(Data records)
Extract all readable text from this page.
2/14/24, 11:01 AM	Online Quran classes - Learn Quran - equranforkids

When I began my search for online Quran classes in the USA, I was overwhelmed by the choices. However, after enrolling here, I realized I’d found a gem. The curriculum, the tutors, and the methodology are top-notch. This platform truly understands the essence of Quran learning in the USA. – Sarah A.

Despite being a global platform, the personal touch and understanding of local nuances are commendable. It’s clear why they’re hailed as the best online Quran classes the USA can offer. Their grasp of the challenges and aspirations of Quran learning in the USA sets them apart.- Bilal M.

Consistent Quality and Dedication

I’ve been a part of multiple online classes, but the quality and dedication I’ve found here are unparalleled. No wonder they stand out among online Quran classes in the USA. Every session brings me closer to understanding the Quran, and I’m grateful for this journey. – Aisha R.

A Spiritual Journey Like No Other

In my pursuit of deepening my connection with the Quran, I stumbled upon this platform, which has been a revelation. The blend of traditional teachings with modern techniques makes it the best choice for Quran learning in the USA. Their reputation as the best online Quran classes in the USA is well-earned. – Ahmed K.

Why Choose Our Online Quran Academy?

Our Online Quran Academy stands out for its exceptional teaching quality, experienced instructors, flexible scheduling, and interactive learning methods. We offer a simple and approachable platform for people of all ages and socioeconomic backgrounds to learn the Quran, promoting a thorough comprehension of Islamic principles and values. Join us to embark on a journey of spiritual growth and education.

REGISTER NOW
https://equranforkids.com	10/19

**What is required**
Using the listing above, show every line that includes the string "best".

**Reply to the task**
Despite being a global platform, the personal touch and understanding of local nuances are commendable. It’s clear why they’re hailed as the best online Quran classes the USA can offer. Their grasp of the challenges and aspirations of Quran learning in the USA sets them apart.- Bilal M.
In my pursuit of deepening my connection with the Quran, I stumbled upon this platform, which has been a revelation. The blend of traditional teachings with modern techniques makes it the best choice for Quran learning in the USA. Their reputation as the best online Quran classes in the USA is well-earned. – Ahmed K.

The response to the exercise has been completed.